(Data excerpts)
-------------------------
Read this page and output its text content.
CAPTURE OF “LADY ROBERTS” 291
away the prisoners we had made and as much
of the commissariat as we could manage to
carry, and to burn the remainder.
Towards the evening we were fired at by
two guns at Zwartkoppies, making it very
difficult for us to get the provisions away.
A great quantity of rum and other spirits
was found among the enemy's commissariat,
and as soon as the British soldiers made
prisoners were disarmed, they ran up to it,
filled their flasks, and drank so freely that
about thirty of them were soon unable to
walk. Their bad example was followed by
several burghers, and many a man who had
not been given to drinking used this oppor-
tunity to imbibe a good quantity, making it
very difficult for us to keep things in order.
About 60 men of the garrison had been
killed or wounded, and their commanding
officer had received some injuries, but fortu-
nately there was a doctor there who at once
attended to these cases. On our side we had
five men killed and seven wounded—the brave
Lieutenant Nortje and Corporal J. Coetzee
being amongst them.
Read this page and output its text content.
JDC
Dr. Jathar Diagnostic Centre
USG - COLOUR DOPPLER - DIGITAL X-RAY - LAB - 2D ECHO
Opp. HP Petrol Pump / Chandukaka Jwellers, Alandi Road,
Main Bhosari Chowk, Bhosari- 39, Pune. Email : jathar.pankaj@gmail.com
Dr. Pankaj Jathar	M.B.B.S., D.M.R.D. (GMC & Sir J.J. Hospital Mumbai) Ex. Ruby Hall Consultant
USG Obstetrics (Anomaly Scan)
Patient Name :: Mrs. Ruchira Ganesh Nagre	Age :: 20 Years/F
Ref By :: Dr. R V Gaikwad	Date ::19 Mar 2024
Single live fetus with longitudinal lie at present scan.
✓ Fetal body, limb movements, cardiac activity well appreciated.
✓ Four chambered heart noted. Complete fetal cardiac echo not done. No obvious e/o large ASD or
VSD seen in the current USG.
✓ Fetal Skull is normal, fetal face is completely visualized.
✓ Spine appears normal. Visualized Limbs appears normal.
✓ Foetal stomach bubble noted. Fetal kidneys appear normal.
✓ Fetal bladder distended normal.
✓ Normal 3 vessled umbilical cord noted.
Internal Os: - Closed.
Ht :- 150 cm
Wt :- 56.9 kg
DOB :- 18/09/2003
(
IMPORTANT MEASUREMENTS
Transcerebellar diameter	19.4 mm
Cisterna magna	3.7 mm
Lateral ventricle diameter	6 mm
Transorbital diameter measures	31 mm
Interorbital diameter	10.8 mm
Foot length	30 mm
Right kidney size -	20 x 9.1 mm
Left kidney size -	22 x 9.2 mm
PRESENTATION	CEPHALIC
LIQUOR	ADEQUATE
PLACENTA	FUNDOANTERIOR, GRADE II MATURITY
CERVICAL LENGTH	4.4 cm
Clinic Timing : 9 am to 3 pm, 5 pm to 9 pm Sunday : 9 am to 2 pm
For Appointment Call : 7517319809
-------------------------
Show the lines of the records that include the string "diameter".

Transcerebellar diameter	19.4 mm
Lateral ventricle diameter	6 mm
Transorbital diameter measures	31 mm
Interorbital diameter	10.8 mm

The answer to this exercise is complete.